- [TEXT SHOWN]
· · ·

Interview: Wayne Cox
In anticipation of the premiere of The Search for Canada’s Game Shows, Christian Carrion talks with an iconic Canadian game show host and television personality.
Wayne Cox should be a familiar name to the many fans who enjoy the game shows of Canada. After a 20-year career as a disc jockey and freelance emcee which began in the late 60s and extended well into the 80s, Wayne hosted his first game show, Second Honeymoon, for CTV in 1987. Talk About, a word association game for which Mr. Cox is most fondly remembered, premiered the following year and was broadcast across Canada, as well as in the US in syndication. Two years later, Wayne assumed hosting duties of the charades game Acting Crazy before finding new career success as a weatherman on Global B.C., a job he would hold until his retirement from broadcasting in 2012. Cox, who still occasionally works as a voice-over artist, has lent his narrative talents to The Search For Canada’s Game Shows, a new and ambitious documentary series which chronicles the history of the game show genre in Canada, and discusses programs such as The Mad Dash, Pitfall, Definition, and Front Page Challenge. In celebration of the documentary’s premiere this Thursday evening, January 16, at 7pm on Game TV, Wayne Cox graciously spoke with me about his experiences in the world of game shows, his thoughts on the genre today, and the impact game shows have had on Canada as a whole, among many other topics. Here are some excerpts from my interview with Wayne.
So, The Search for Canada’s Game Shows. I’ve seen the first two episodes already, and I think everyone did a phenomenal job, including you. There seemed to have been a big push for people to donate footage they may have for use in the documentary. Is footage of Canadian game shows hard to find? There doesn’t seem to be a long-standing or particularly rich history of rerunning game shows, especially the older stuff from the 70s and 80s.
Yeah, I don’t know why that is. I’m not sure if the producers aren’t pushing it as much, or if there just isn’t a spot for it on any of our networks. I’m not sure. I know one thing we were really concerned about—on Talk About, anyway—was the content. Other than the fashion, of course, which you can always look at and laugh about. But the content, you know – if the topic was a person, and the person had passed away, and there’s no mention of whether the person is, you know, dead. To have those things running, you know…I think some people were very leery about that.
Sure. I think that even happens today—when there’s a hurricane or violence in a particular city, and The Price is Right just happens to give away a trip to that city, and there’s this big scramble to replace it or apologize. Did that ever actually happen on Talk About?

· · ·

- [OBJECTIVE 1]
In the Wayne Cox interview, what kind of game was Talk About?
- [OBJECTIVE 2]
Do these statements agree with the Wayne Cox interview? (a) Cox's first game show was Second Honeymoon, hosted for CTV in 1987. (b) Cox retired from broadcasting in 2010. (c) Acting Crazy was a charades game. For each, answer yes or no and quote the deciding words.
- [OBJECTIVE 3]
Which game shows does the Wayne Cox interview say Cox hosted? List every one.

· · ·

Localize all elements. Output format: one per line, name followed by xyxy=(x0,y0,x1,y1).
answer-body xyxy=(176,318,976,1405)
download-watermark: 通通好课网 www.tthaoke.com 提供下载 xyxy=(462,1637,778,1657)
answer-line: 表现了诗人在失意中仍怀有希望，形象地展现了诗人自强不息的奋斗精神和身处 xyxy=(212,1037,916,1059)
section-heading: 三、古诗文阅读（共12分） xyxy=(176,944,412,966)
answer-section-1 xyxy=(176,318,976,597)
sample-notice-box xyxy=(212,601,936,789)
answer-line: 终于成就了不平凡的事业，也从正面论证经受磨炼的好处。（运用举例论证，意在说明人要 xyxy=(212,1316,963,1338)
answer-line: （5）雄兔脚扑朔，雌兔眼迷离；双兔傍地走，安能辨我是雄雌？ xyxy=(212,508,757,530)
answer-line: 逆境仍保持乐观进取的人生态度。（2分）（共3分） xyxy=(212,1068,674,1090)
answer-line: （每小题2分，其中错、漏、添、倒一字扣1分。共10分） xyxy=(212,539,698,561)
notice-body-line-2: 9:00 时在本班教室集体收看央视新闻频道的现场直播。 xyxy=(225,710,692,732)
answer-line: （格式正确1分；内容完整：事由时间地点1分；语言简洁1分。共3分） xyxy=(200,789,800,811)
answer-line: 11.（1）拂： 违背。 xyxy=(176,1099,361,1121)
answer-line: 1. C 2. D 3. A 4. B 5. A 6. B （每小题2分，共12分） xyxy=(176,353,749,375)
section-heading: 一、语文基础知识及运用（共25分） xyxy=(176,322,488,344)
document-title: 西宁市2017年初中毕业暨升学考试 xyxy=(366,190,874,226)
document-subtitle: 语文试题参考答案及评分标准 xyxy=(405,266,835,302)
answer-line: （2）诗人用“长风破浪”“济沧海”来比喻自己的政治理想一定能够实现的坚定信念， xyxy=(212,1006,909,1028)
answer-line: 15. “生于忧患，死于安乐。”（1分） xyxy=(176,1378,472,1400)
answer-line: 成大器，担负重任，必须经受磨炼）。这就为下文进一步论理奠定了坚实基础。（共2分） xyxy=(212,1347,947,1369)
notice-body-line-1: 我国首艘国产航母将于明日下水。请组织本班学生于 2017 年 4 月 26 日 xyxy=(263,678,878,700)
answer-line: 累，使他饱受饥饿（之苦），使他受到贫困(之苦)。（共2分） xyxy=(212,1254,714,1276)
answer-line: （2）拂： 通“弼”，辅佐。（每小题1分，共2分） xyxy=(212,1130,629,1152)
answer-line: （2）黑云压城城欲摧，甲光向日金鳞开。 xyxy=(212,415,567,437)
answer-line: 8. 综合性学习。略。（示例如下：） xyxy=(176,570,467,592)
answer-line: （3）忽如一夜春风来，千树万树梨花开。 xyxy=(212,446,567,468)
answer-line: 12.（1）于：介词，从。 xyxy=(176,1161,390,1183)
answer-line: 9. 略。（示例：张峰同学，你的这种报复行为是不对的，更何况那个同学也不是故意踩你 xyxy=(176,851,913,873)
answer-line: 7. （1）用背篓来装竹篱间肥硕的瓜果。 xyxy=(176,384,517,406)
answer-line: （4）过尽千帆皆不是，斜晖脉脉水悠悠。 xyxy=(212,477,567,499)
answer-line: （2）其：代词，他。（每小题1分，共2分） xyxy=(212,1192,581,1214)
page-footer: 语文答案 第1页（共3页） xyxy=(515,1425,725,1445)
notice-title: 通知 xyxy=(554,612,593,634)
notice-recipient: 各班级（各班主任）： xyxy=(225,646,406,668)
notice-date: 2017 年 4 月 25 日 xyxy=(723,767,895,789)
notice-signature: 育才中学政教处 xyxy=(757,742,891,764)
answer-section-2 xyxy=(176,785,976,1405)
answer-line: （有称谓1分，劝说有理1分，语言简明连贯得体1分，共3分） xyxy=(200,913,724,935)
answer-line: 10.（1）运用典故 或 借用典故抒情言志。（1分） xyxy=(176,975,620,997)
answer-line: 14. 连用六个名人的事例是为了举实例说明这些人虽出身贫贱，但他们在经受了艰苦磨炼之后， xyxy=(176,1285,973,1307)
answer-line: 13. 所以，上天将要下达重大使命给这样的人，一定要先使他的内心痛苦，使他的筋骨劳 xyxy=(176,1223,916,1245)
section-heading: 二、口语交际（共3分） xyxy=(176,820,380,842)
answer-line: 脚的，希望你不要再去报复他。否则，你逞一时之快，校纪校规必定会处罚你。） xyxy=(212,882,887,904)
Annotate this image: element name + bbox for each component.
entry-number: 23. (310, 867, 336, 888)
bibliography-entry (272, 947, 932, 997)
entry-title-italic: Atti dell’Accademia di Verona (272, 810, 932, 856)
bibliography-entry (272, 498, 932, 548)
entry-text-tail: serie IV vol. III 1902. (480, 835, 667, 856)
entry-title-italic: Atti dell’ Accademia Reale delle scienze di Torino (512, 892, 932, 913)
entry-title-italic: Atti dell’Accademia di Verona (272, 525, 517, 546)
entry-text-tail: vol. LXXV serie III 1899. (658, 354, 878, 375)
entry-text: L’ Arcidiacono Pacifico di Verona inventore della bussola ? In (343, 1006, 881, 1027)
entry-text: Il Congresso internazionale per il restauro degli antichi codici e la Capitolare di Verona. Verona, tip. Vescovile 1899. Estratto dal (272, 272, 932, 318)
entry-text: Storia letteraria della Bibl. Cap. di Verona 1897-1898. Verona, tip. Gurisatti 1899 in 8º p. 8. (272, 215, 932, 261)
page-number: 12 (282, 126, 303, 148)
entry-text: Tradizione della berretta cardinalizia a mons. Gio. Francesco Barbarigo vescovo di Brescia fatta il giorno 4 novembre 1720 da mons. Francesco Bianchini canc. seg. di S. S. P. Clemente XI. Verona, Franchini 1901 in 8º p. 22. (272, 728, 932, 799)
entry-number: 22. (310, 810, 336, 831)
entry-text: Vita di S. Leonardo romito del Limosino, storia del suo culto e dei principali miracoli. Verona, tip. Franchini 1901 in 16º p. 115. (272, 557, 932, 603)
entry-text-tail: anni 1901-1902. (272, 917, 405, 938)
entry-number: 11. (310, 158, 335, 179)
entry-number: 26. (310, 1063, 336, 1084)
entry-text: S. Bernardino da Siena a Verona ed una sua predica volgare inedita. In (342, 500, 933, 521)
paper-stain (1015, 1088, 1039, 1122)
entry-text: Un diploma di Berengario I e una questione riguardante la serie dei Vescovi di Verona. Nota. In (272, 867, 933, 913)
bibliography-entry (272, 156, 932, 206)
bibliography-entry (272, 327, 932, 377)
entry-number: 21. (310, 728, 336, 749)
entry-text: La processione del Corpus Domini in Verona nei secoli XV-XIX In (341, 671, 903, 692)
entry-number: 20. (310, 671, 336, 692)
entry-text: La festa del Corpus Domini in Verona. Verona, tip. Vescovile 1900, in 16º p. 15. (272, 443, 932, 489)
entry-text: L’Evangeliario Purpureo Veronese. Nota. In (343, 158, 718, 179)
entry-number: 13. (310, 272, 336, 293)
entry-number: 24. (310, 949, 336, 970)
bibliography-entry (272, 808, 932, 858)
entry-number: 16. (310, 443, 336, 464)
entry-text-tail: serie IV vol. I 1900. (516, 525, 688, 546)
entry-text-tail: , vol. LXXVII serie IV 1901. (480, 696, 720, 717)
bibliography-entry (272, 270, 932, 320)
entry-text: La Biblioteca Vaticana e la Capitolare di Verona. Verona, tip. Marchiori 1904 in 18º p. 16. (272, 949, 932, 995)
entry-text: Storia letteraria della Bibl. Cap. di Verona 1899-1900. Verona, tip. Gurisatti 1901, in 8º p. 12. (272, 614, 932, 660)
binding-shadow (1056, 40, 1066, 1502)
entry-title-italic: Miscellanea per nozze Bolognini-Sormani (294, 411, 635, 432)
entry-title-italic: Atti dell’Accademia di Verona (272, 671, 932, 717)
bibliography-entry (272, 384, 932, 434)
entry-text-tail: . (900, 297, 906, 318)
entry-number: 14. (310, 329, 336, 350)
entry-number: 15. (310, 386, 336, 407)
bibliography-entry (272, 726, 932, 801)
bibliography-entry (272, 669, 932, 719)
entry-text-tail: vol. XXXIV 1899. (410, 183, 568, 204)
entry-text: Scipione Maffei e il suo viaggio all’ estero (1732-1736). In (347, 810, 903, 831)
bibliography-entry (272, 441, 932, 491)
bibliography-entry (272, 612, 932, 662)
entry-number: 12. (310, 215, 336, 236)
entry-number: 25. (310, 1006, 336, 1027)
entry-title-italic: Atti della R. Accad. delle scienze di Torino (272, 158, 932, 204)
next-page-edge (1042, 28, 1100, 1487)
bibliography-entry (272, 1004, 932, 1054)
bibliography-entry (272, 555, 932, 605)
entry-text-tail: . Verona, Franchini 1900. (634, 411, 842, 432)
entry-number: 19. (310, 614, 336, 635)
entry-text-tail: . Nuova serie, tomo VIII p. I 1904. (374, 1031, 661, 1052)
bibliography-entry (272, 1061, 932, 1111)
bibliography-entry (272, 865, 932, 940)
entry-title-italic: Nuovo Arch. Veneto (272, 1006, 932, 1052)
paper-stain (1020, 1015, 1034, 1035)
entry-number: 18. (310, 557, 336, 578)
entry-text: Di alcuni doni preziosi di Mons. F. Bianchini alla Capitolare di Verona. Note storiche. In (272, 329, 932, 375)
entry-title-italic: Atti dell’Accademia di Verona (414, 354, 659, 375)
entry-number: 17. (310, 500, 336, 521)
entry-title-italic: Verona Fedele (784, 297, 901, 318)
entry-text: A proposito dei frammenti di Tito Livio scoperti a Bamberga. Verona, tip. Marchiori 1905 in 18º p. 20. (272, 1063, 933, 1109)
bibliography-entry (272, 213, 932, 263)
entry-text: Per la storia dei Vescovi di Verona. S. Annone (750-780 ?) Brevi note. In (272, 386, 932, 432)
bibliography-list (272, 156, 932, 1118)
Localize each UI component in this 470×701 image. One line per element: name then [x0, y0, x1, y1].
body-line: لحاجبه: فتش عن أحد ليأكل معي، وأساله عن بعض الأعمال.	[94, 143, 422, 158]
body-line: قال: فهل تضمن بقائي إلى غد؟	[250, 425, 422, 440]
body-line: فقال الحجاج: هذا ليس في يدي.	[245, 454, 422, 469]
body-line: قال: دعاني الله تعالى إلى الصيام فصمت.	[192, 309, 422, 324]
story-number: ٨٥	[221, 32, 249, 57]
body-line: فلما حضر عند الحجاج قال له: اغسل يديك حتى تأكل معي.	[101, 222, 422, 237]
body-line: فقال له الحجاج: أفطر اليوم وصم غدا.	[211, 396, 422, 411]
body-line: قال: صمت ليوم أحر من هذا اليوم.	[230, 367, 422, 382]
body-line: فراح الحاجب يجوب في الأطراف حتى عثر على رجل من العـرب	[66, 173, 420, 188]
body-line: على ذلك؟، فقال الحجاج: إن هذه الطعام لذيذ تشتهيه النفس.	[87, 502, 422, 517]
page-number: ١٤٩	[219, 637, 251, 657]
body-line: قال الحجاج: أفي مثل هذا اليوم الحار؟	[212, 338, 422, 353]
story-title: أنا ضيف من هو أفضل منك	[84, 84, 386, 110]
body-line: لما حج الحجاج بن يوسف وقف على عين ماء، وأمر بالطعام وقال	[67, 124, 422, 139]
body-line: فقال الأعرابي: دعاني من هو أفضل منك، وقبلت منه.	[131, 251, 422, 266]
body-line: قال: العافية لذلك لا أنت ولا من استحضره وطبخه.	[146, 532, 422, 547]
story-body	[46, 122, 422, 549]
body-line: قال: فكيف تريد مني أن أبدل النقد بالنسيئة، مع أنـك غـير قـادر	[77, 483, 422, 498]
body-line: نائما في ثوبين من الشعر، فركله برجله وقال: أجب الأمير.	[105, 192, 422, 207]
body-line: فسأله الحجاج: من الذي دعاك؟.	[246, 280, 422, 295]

· · ·

- [TASK RESULT 1]
A word association game.

- [TASK RESULT 2]
(a) Yes: "Wayne hosted his first game show, Second Honeymoon, for CTV in 1987"
(b) No: "until his retirement from broadcasting in 2012"
(c) Yes: "the charades game Acting Crazy"

- [TASK RESULT 3]
Second Honeymoon, Talk About, Acting Crazy